### What you should do
Write out the records word for word, with no pictures.

### Material
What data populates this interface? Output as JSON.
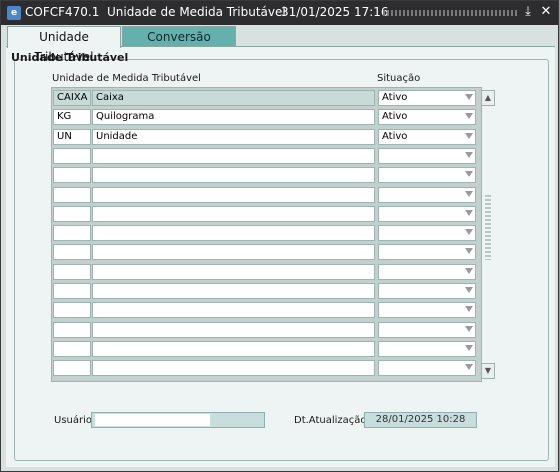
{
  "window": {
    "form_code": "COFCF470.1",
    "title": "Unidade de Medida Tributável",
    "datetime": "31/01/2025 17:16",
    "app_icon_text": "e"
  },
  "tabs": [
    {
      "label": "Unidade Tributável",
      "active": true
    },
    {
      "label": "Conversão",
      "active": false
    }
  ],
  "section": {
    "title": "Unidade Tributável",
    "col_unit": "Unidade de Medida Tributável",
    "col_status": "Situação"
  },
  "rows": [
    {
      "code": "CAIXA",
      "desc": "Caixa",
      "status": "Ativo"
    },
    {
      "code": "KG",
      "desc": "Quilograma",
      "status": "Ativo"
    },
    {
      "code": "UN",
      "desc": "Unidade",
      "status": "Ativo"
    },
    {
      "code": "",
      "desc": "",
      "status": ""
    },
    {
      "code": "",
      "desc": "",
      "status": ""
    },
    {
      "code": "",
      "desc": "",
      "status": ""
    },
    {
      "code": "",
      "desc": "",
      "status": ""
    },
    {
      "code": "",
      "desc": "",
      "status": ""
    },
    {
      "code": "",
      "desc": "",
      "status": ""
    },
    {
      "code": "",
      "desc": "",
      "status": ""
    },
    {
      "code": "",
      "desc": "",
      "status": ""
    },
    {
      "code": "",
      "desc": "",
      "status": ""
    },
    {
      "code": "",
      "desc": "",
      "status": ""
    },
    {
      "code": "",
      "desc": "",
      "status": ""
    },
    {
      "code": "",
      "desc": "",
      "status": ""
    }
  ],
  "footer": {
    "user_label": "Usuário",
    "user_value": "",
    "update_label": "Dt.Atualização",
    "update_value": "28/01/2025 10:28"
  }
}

### Task output
What data populates this interface? Output as JSON.
{
  "window": {
    "form_code": "COFCF470.1",
    "title": "Unidade de Medida Tributável",
    "datetime": "31/01/2025 17:16",
    "app_icon_text": "e"
  },
  "tabs": [
    {
      "label": "Unidade Tributável",
      "active": true
    },
    {
      "label": "Conversão",
      "active": false
    }
  ],
  "section": {
    "title": "Unidade Tributável",
    "col_unit": "Unidade de Medida Tributável",
    "col_status": "Situação"
  },
  "rows": [
    {
      "code": "CAIXA",
      "desc": "Caixa",
      "status": "Ativo"
    },
    {
      "code": "KG",
      "desc": "Quilograma",
      "status": "Ativo"
    },
    {
      "code": "UN",
      "desc": "Unidade",
      "status": "Ativo"
    },
    {
      "code": "",
      "desc": "",
      "status": ""
    },
    {
      "code": "",
      "desc": "",
      "status": ""
    },
    {
      "code": "",
      "desc": "",
      "status": ""
    },
    {
      "code": "",
      "desc": "",
      "status": ""
    },
    {
      "code": "",
      "desc": "",
      "status": ""
    },
    {
      "code": "",
      "desc": "",
      "status": ""
    },
    {
      "code": "",
      "desc": "",
      "status": ""
    },
    {
      "code": "",
      "desc": "",
      "status": ""
    },
    {
      "code": "",
      "desc": "",
      "status": ""
    },
    {
      "code": "",
      "desc": "",
      "status": ""
    },
    {
      "code": "",
      "desc": "",
      "status": ""
    },
    {
      "code": "",
      "desc": "",
      "status": ""
    }
  ],
  "footer": {
    "user_label": "Usuário",
    "user_value": "",
    "update_label": "Dt.Atualização",
    "update_value": "28/01/2025 10:28"
  }
}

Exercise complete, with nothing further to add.